OBJECTIVE —
Copy all of the material word for word, except for the pictures.

-- BEGIN PROVIDED DATA --

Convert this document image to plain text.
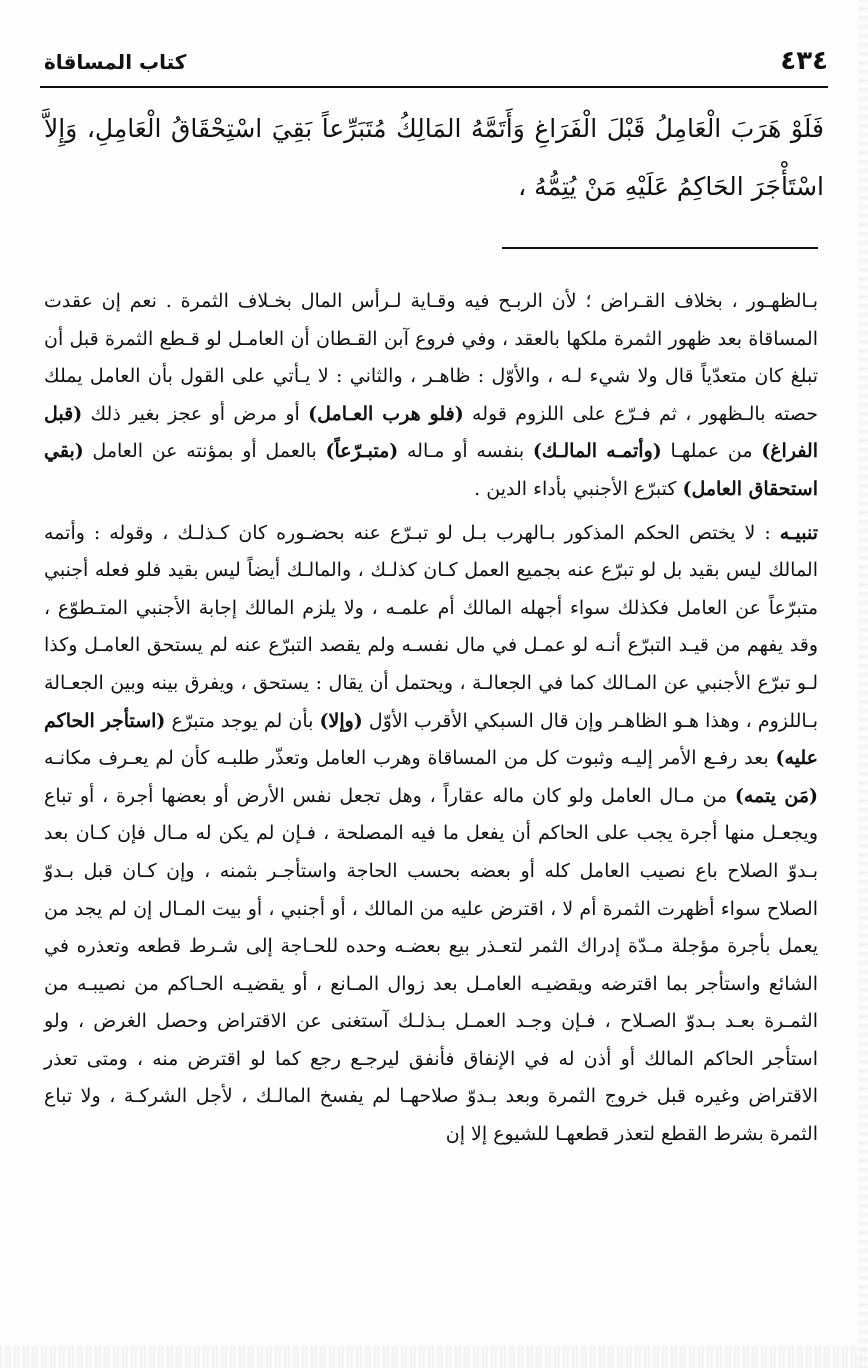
٤٣٤
كتاب المساقاة

فَلَوْ هَرَبَ الْعَامِلُ قَبْلَ الْفَرَاغِ وَأَتَمَّهُ المَالِكُ مُتَبَرِّعاً بَقِيَ اسْتِحْقَاقُ الْعَامِلِ، وَإِلاَّ اسْتَأْجَرَ الحَاكِمُ عَلَيْهِ مَنْ يُتِمُّهُ ،

بـالظهـور ، بخلاف القـراض ؛ لأن الربـح فيه وقـاية لـرأس المال بخـلاف الثمرة . نعم إن عقدت المساقاة بعد ظهور الثمرة ملكها بالعقد ، وفي فروع آبن القـطان أن العامـل لو قـطع الثمرة قبل أن تبلغ كان متعدّياً قال ولا شيء لـه ، والأوّل : ظاهـر ، والثاني : لا يـأتي على القول بأن العامل يملك حصته بالـظهور ، ثم فـرّع على اللزوم قوله (فلو هرب العـامل) أو مرض أو عجز بغير ذلك (قبل الفراغ) من عملهـا (وأتمـه المالـك) بنفسه أو مـاله (متبـرّعاً) بالعمل أو بمؤنته عن العامل (بقي استحقاق العامل) كتبرّع الأجنبي بأداء الدين .

تنبيـه : لا يختص الحكم المذكور بـالهرب بـل لو تبـرّع عنه بحضـوره كان كـذلـك ، وقوله : وأتمه المالك ليس بقيد بل لو تبرّع عنه بجميع العمل كـان كذلـك ، والمالـك أيضاً ليس بقيد فلو فعله أجنبي متبرّعاً عن العامل فكذلك سواء أجهله المالك أم علمـه ، ولا يلزم المالك إجابة الأجنبي المتـطوّع ، وقد يفهم من قيـد التبرّع أنـه لو عمـل في مال نفسـه ولم يقصد التبرّع عنه لم يستحق العامـل وكذا لـو تبرّع الأجنبي عن المـالك كما في الجعالـة ، ويحتمل أن يقال : يستحق ، ويفرق بينه وبين الجعـالة بـاللزوم ، وهذا هـو الظاهـر وإن قال السبكي الأقرب الأوّل (وإلا) بأن لم يوجد متبرّع (استأجر الحاكم عليه) بعد رفـع الأمر إليـه وثبوت كل من المساقاة وهرب العامل وتعذّر طلبـه كأن لم يعـرف مكانـه (مَن يتمه) من مـال العامل ولو كان ماله عقاراً ، وهل تجعل نفس الأرض أو بعضها أجرة ، أو تباع ويجعـل منها أجرة يجب على الحاكم أن يفعل ما فيه المصلحة ، فـإن لم يكن له مـال فإن كـان بعد بـدوّ الصلاح باع نصيب العامل كله أو بعضه بحسب الحاجة واستأجـر بثمنه ، وإن كـان قبل بـدوّ الصلاح سواء أظهرت الثمرة أم لا ، اقترض عليه من المالك ، أو أجنبي ، أو بيت المـال إن لم يجد من يعمل بأجرة مؤجلة مـدّة إدراك الثمر لتعـذر بيع بعضـه وحده للحـاجة إلى شـرط قطعه وتعذره في الشائع واستأجر بما اقترضه ويقضيـه العامـل بعد زوال المـانع ، أو يقضيـه الحـاكم من نصيبـه من الثمـرة بعـد بـدوّ الصـلاح ، فـإن وجـد العمـل بـذلـك آستغنى عن الاقتراض وحصل الغرض ، ولو استأجر الحاكم المالك أو أذن له في الإنفاق فأنفق ليرجـع رجع كما لو اقترض منه ، ومتى تعذر الاقتراض وغيره قبل خروج الثمرة وبعد بـدوّ صلاحهـا لم يفسخ المالـك ، لأجل الشركـة ، ولا تباع الثمرة بشرط القطع لتعذر قطعهـا للشيوع إلا إن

-- END PROVIDED DATA --

SOLUTION FOR THIS EXERCISE —
Convert this document image to plain text.
٤٣٤
كتاب المساقاة

فَلَوْ هَرَبَ الْعَامِلُ قَبْلَ الْفَرَاغِ وَأَتَمَّهُ المَالِكُ مُتَبَرِّعاً بَقِيَ اسْتِحْقَاقُ الْعَامِلِ، وَإِلاَّ اسْتَأْجَرَ الحَاكِمُ عَلَيْهِ مَنْ يُتِمُّهُ ،

بـالظهـور ، بخلاف القـراض ؛ لأن الربـح فيه وقـاية لـرأس المال بخـلاف الثمرة . نعم إن عقدت المساقاة بعد ظهور الثمرة ملكها بالعقد ، وفي فروع آبن القـطان أن العامـل لو قـطع الثمرة قبل أن تبلغ كان متعدّياً قال ولا شيء لـه ، والأوّل : ظاهـر ، والثاني : لا يـأتي على القول بأن العامل يملك حصته بالـظهور ، ثم فـرّع على اللزوم قوله (فلو هرب العـامل) أو مرض أو عجز بغير ذلك (قبل الفراغ) من عملهـا (وأتمـه المالـك) بنفسه أو مـاله (متبـرّعاً) بالعمل أو بمؤنته عن العامل (بقي استحقاق العامل) كتبرّع الأجنبي بأداء الدين .

تنبيـه : لا يختص الحكم المذكور بـالهرب بـل لو تبـرّع عنه بحضـوره كان كـذلـك ، وقوله : وأتمه المالك ليس بقيد بل لو تبرّع عنه بجميع العمل كـان كذلـك ، والمالـك أيضاً ليس بقيد فلو فعله أجنبي متبرّعاً عن العامل فكذلك سواء أجهله المالك أم علمـه ، ولا يلزم المالك إجابة الأجنبي المتـطوّع ، وقد يفهم من قيـد التبرّع أنـه لو عمـل في مال نفسـه ولم يقصد التبرّع عنه لم يستحق العامـل وكذا لـو تبرّع الأجنبي عن المـالك كما في الجعالـة ، ويحتمل أن يقال : يستحق ، ويفرق بينه وبين الجعـالة بـاللزوم ، وهذا هـو الظاهـر وإن قال السبكي الأقرب الأوّل (وإلا) بأن لم يوجد متبرّع (استأجر الحاكم عليه) بعد رفـع الأمر إليـه وثبوت كل من المساقاة وهرب العامل وتعذّر طلبـه كأن لم يعـرف مكانـه (مَن يتمه) من مـال العامل ولو كان ماله عقاراً ، وهل تجعل نفس الأرض أو بعضها أجرة ، أو تباع ويجعـل منها أجرة يجب على الحاكم أن يفعل ما فيه المصلحة ، فـإن لم يكن له مـال فإن كـان بعد بـدوّ الصلاح باع نصيب العامل كله أو بعضه بحسب الحاجة واستأجـر بثمنه ، وإن كـان قبل بـدوّ الصلاح سواء أظهرت الثمرة أم لا ، اقترض عليه من المالك ، أو أجنبي ، أو بيت المـال إن لم يجد من يعمل بأجرة مؤجلة مـدّة إدراك الثمر لتعـذر بيع بعضـه وحده للحـاجة إلى شـرط قطعه وتعذره في الشائع واستأجر بما اقترضه ويقضيـه العامـل بعد زوال المـانع ، أو يقضيـه الحـاكم من نصيبـه من الثمـرة بعـد بـدوّ الصـلاح ، فـإن وجـد العمـل بـذلـك آستغنى عن الاقتراض وحصل الغرض ، ولو استأجر الحاكم المالك أو أذن له في الإنفاق فأنفق ليرجـع رجع كما لو اقترض منه ، ومتى تعذر الاقتراض وغيره قبل خروج الثمرة وبعد بـدوّ صلاحهـا لم يفسخ المالـك ، لأجل الشركـة ، ولا تباع الثمرة بشرط القطع لتعذر قطعهـا للشيوع إلا إن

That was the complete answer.